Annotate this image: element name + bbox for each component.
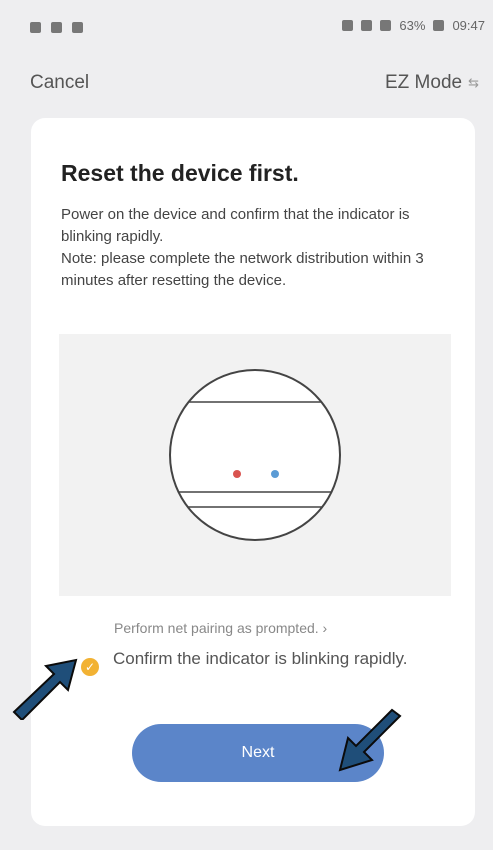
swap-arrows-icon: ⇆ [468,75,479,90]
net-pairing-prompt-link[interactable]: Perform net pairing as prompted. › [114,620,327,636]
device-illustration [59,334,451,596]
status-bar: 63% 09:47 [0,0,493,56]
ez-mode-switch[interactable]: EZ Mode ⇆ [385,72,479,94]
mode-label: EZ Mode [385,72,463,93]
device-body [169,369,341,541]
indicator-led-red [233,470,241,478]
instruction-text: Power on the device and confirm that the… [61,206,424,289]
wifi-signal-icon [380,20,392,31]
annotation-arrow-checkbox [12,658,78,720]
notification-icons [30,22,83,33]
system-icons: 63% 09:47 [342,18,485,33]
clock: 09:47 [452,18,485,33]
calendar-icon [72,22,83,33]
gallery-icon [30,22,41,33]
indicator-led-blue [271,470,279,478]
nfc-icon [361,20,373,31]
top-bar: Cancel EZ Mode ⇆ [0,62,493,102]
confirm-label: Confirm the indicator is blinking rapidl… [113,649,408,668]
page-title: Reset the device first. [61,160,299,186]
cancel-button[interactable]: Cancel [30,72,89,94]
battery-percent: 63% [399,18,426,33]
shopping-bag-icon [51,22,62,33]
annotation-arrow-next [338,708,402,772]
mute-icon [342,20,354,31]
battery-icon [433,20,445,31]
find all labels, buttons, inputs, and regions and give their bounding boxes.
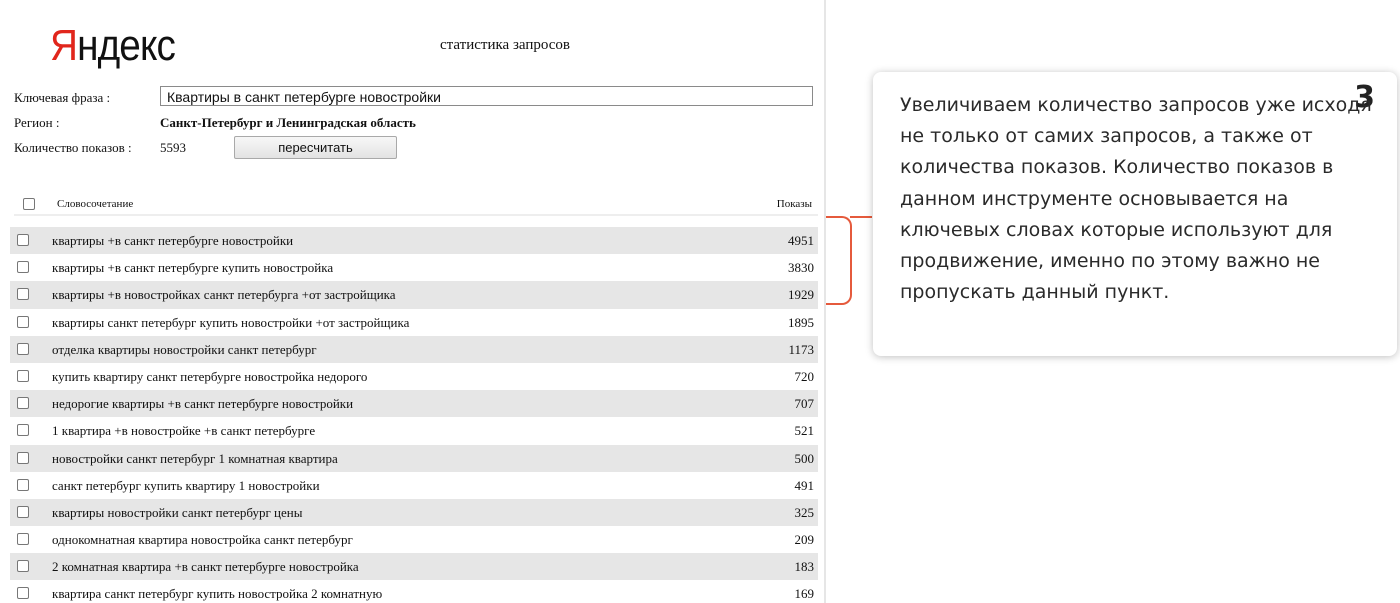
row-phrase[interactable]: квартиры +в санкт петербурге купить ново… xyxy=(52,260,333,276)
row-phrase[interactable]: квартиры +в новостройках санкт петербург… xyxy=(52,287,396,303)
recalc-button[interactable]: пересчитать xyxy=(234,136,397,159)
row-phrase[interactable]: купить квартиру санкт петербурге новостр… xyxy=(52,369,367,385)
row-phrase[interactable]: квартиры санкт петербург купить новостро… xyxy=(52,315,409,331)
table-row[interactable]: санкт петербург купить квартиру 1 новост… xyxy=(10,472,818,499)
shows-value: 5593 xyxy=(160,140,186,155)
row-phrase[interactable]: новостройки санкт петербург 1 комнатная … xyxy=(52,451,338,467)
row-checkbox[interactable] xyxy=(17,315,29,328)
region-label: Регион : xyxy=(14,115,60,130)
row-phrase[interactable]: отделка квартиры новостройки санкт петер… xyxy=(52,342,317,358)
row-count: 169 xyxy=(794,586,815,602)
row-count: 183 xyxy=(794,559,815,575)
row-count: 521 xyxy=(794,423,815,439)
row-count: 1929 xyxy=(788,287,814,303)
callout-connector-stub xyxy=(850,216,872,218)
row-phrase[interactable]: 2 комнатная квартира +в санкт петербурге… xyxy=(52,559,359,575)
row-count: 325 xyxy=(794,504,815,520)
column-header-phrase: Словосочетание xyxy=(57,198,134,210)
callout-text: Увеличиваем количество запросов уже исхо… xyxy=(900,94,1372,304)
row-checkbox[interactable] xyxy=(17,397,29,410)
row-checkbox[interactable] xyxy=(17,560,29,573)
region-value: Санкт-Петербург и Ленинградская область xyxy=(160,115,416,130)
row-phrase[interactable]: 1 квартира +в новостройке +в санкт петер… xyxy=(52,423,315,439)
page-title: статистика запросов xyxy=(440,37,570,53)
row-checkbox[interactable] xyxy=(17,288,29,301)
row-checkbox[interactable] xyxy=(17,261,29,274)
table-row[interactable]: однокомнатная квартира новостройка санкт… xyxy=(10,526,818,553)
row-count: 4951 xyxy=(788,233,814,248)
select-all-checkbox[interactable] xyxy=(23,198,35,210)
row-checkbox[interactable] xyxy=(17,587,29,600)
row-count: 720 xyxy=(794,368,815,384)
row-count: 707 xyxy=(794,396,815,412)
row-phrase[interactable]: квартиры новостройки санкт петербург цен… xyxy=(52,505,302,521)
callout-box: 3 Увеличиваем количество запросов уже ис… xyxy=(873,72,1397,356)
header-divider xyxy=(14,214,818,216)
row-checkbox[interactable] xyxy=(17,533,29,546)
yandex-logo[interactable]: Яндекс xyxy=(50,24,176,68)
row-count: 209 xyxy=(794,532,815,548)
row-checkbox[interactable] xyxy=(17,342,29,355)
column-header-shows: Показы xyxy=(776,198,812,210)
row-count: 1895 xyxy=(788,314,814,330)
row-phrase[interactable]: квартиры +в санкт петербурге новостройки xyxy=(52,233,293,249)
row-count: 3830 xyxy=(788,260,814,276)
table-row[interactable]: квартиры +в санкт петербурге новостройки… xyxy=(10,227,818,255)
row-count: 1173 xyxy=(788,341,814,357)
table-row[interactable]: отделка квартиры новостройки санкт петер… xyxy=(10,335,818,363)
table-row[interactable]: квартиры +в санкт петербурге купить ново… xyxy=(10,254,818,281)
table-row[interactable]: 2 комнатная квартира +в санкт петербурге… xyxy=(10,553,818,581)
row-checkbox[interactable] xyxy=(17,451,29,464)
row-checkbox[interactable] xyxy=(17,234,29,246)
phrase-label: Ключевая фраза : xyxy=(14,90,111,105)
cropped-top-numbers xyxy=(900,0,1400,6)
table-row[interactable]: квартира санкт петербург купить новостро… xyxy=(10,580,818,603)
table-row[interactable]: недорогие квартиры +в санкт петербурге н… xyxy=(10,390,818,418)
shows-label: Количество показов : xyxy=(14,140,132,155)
----
Written problem:
Set down, with no change, the item lines that start with the one containing "row-phrase[interactable]: квартиры +в санкт петербурге купить" and end with the one containing "callout-connector-stub xyxy=(850,216,872,218)". Include both of those lines.

In response:
row-phrase[interactable]: квартиры +в санкт петербурге купить ново… xyxy=(52,260,333,276)
row-phrase[interactable]: квартиры +в новостройках санкт петербург… xyxy=(52,287,396,303)
recalc-button[interactable]: пересчитать xyxy=(234,136,397,159)
row-phrase[interactable]: купить квартиру санкт петербурге новостр… xyxy=(52,369,367,385)
row-phrase[interactable]: квартиры санкт петербург купить новостро… xyxy=(52,315,409,331)
table-row[interactable]: санкт петербург купить квартиру 1 новост… xyxy=(10,472,818,499)
shows-value: 5593 xyxy=(160,140,186,155)
row-phrase[interactable]: новостройки санкт петербург 1 комнатная … xyxy=(52,451,338,467)
row-checkbox[interactable] xyxy=(17,315,29,328)
region-label: Регион : xyxy=(14,115,60,130)
row-phrase[interactable]: отделка квартиры новостройки санкт петер… xyxy=(52,342,317,358)
row-count: 169 xyxy=(794,586,815,602)
row-count: 183 xyxy=(794,559,815,575)
row-count: 521 xyxy=(794,423,815,439)
row-count: 1929 xyxy=(788,287,814,303)
callout-connector-stub xyxy=(850,216,872,218)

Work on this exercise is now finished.